AIM
Could you repeat the records below exactly, leaving out any pictures?

==========

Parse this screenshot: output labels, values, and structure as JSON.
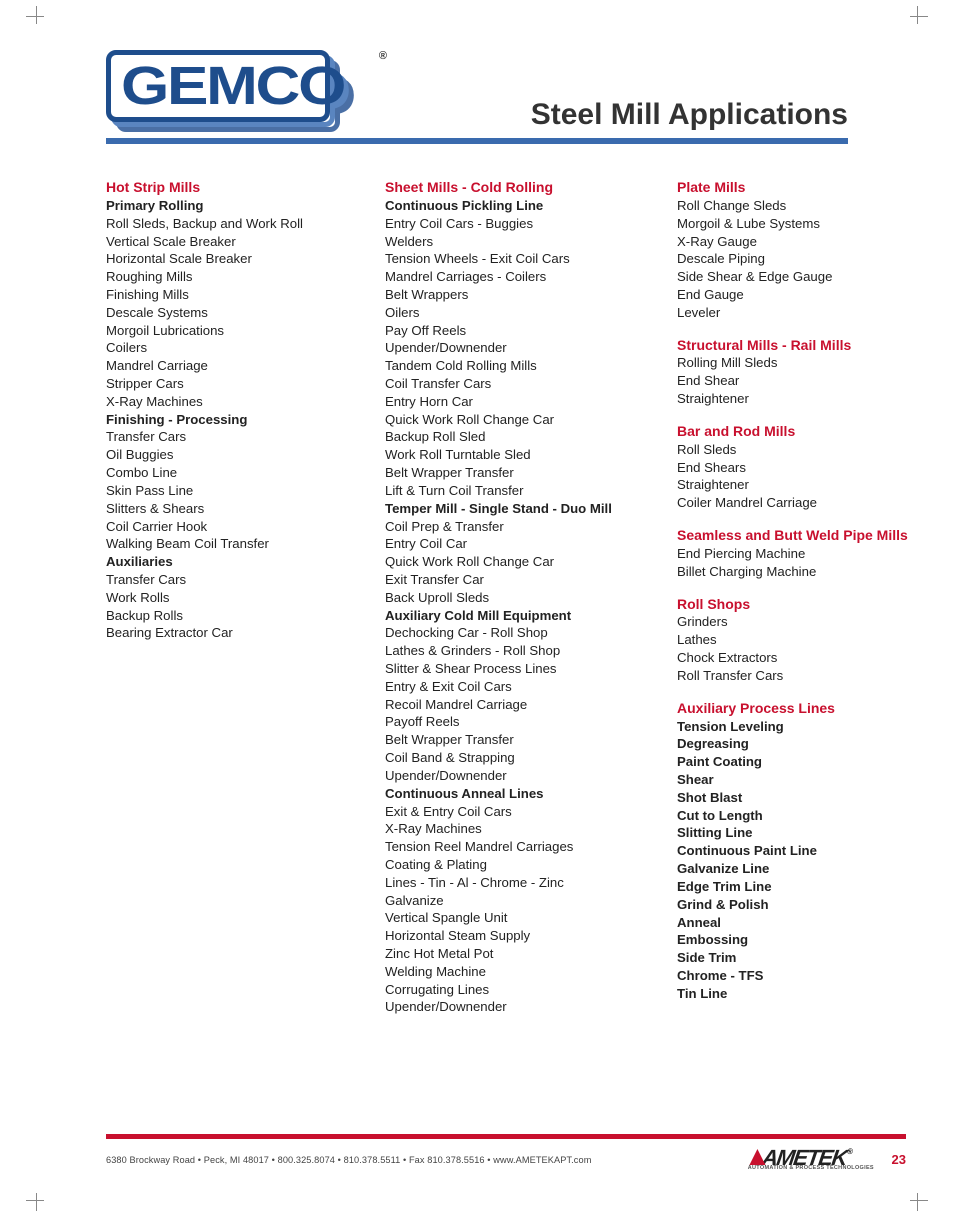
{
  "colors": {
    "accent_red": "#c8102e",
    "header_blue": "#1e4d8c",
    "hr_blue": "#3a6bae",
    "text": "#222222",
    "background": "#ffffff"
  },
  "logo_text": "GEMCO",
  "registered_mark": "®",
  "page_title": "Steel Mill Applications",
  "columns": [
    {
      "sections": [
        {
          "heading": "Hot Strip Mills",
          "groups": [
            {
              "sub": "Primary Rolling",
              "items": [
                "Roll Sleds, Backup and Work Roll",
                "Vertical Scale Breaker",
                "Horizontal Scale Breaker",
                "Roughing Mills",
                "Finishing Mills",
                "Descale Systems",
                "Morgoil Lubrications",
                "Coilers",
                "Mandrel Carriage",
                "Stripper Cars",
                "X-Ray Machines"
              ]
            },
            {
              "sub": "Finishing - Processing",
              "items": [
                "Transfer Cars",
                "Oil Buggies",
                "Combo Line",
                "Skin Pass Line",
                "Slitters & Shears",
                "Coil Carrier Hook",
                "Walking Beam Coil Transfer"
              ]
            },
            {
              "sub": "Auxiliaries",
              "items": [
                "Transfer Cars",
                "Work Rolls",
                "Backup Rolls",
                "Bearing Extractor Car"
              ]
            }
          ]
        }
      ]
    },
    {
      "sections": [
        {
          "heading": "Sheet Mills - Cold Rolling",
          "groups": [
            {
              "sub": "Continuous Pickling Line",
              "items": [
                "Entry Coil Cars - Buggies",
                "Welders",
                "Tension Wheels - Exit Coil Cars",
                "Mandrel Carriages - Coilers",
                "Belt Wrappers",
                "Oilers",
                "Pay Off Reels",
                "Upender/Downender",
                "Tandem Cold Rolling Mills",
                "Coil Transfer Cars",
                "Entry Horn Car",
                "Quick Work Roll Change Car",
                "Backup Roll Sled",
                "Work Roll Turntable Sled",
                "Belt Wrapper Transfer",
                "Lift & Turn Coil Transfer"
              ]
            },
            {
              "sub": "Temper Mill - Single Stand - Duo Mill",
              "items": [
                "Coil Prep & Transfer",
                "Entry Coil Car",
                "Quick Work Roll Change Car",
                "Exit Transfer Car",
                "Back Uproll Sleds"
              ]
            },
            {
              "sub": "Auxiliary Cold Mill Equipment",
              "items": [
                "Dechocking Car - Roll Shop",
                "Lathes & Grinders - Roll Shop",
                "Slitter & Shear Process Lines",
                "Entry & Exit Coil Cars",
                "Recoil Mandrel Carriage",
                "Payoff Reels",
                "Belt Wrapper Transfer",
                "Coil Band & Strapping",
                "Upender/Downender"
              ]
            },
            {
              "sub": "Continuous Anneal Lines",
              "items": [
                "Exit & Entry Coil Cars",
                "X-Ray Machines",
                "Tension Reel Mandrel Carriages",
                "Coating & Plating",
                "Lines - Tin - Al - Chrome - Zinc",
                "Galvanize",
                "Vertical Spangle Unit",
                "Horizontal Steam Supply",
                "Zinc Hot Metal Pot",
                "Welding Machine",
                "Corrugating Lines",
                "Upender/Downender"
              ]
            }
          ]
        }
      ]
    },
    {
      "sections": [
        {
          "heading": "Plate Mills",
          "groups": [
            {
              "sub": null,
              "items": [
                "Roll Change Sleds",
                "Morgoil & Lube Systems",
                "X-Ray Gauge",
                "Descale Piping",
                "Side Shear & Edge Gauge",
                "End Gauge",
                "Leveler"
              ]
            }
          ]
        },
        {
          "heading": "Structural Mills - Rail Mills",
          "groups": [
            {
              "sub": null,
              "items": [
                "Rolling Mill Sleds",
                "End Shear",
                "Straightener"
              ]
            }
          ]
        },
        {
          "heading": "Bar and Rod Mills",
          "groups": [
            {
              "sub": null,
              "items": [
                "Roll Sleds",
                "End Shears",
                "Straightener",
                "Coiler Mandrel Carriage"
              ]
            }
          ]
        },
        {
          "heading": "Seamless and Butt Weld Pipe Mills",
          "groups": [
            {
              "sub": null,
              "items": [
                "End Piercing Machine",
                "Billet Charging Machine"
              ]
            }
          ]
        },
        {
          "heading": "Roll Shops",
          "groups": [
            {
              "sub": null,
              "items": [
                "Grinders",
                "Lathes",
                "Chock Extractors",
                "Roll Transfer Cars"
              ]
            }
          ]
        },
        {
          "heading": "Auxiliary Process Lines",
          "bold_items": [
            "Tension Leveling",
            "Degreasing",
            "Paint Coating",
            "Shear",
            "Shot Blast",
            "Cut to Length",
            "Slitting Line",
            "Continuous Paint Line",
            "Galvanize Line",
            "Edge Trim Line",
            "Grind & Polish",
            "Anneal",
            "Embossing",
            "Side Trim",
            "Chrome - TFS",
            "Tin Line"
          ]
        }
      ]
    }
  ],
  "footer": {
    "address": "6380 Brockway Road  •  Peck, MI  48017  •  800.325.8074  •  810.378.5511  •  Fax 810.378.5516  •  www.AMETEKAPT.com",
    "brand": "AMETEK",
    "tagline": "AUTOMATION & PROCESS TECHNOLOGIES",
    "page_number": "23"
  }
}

==========

RESULT FOR THIS EXERCISE
Parse this screenshot: output labels, values, and structure as JSON.
{
  "colors": {
    "accent_red": "#c8102e",
    "header_blue": "#1e4d8c",
    "hr_blue": "#3a6bae",
    "text": "#222222",
    "background": "#ffffff"
  },
  "logo_text": "GEMCO",
  "registered_mark": "®",
  "page_title": "Steel Mill Applications",
  "columns": [
    {
      "sections": [
        {
          "heading": "Hot Strip Mills",
          "groups": [
            {
              "sub": "Primary Rolling",
              "items": [
                "Roll Sleds, Backup and Work Roll",
                "Vertical Scale Breaker",
                "Horizontal Scale Breaker",
                "Roughing Mills",
                "Finishing Mills",
                "Descale Systems",
                "Morgoil Lubrications",
                "Coilers",
                "Mandrel Carriage",
                "Stripper Cars",
                "X-Ray Machines"
              ]
            },
            {
              "sub": "Finishing - Processing",
              "items": [
                "Transfer Cars",
                "Oil Buggies",
                "Combo Line",
                "Skin Pass Line",
                "Slitters & Shears",
                "Coil Carrier Hook",
                "Walking Beam Coil Transfer"
              ]
            },
            {
              "sub": "Auxiliaries",
              "items": [
                "Transfer Cars",
                "Work Rolls",
                "Backup Rolls",
                "Bearing Extractor Car"
              ]
            }
          ]
        }
      ]
    },
    {
      "sections": [
        {
          "heading": "Sheet Mills - Cold Rolling",
          "groups": [
            {
              "sub": "Continuous Pickling Line",
              "items": [
                "Entry Coil Cars - Buggies",
                "Welders",
                "Tension Wheels - Exit Coil Cars",
                "Mandrel Carriages - Coilers",
                "Belt Wrappers",
                "Oilers",
                "Pay Off Reels",
                "Upender/Downender",
                "Tandem Cold Rolling Mills",
                "Coil Transfer Cars",
                "Entry Horn Car",
                "Quick Work Roll Change Car",
                "Backup Roll Sled",
                "Work Roll Turntable Sled",
                "Belt Wrapper Transfer",
                "Lift & Turn Coil Transfer"
              ]
            },
            {
              "sub": "Temper Mill - Single Stand - Duo Mill",
              "items": [
                "Coil Prep & Transfer",
                "Entry Coil Car",
                "Quick Work Roll Change Car",
                "Exit Transfer Car",
                "Back Uproll Sleds"
              ]
            },
            {
              "sub": "Auxiliary Cold Mill Equipment",
              "items": [
                "Dechocking Car - Roll Shop",
                "Lathes & Grinders - Roll Shop",
                "Slitter & Shear Process Lines",
                "Entry & Exit Coil Cars",
                "Recoil Mandrel Carriage",
                "Payoff Reels",
                "Belt Wrapper Transfer",
                "Coil Band & Strapping",
                "Upender/Downender"
              ]
            },
            {
              "sub": "Continuous Anneal Lines",
              "items": [
                "Exit & Entry Coil Cars",
                "X-Ray Machines",
                "Tension Reel Mandrel Carriages",
                "Coating & Plating",
                "Lines - Tin - Al - Chrome - Zinc",
                "Galvanize",
                "Vertical Spangle Unit",
                "Horizontal Steam Supply",
                "Zinc Hot Metal Pot",
                "Welding Machine",
                "Corrugating Lines",
                "Upender/Downender"
              ]
            }
          ]
        }
      ]
    },
    {
      "sections": [
        {
          "heading": "Plate Mills",
          "groups": [
            {
              "sub": null,
              "items": [
                "Roll Change Sleds",
                "Morgoil & Lube Systems",
                "X-Ray Gauge",
                "Descale Piping",
                "Side Shear & Edge Gauge",
                "End Gauge",
                "Leveler"
              ]
            }
          ]
        },
        {
          "heading": "Structural Mills - Rail Mills",
          "groups": [
            {
              "sub": null,
              "items": [
                "Rolling Mill Sleds",
                "End Shear",
                "Straightener"
              ]
            }
          ]
        },
        {
          "heading": "Bar and Rod Mills",
          "groups": [
            {
              "sub": null,
              "items": [
                "Roll Sleds",
                "End Shears",
                "Straightener",
                "Coiler Mandrel Carriage"
              ]
            }
          ]
        },
        {
          "heading": "Seamless and Butt Weld Pipe Mills",
          "groups": [
            {
              "sub": null,
              "items": [
                "End Piercing Machine",
                "Billet Charging Machine"
              ]
            }
          ]
        },
        {
          "heading": "Roll Shops",
          "groups": [
            {
              "sub": null,
              "items": [
                "Grinders",
                "Lathes",
                "Chock Extractors",
                "Roll Transfer Cars"
              ]
            }
          ]
        },
        {
          "heading": "Auxiliary Process Lines",
          "bold_items": [
            "Tension Leveling",
            "Degreasing",
            "Paint Coating",
            "Shear",
            "Shot Blast",
            "Cut to Length",
            "Slitting Line",
            "Continuous Paint Line",
            "Galvanize Line",
            "Edge Trim Line",
            "Grind & Polish",
            "Anneal",
            "Embossing",
            "Side Trim",
            "Chrome - TFS",
            "Tin Line"
          ]
        }
      ]
    }
  ],
  "footer": {
    "address": "6380 Brockway Road  •  Peck, MI  48017  •  800.325.8074  •  810.378.5511  •  Fax 810.378.5516  •  www.AMETEKAPT.com",
    "brand": "AMETEK",
    "tagline": "AUTOMATION & PROCESS TECHNOLOGIES",
    "page_number": "23"
  }
}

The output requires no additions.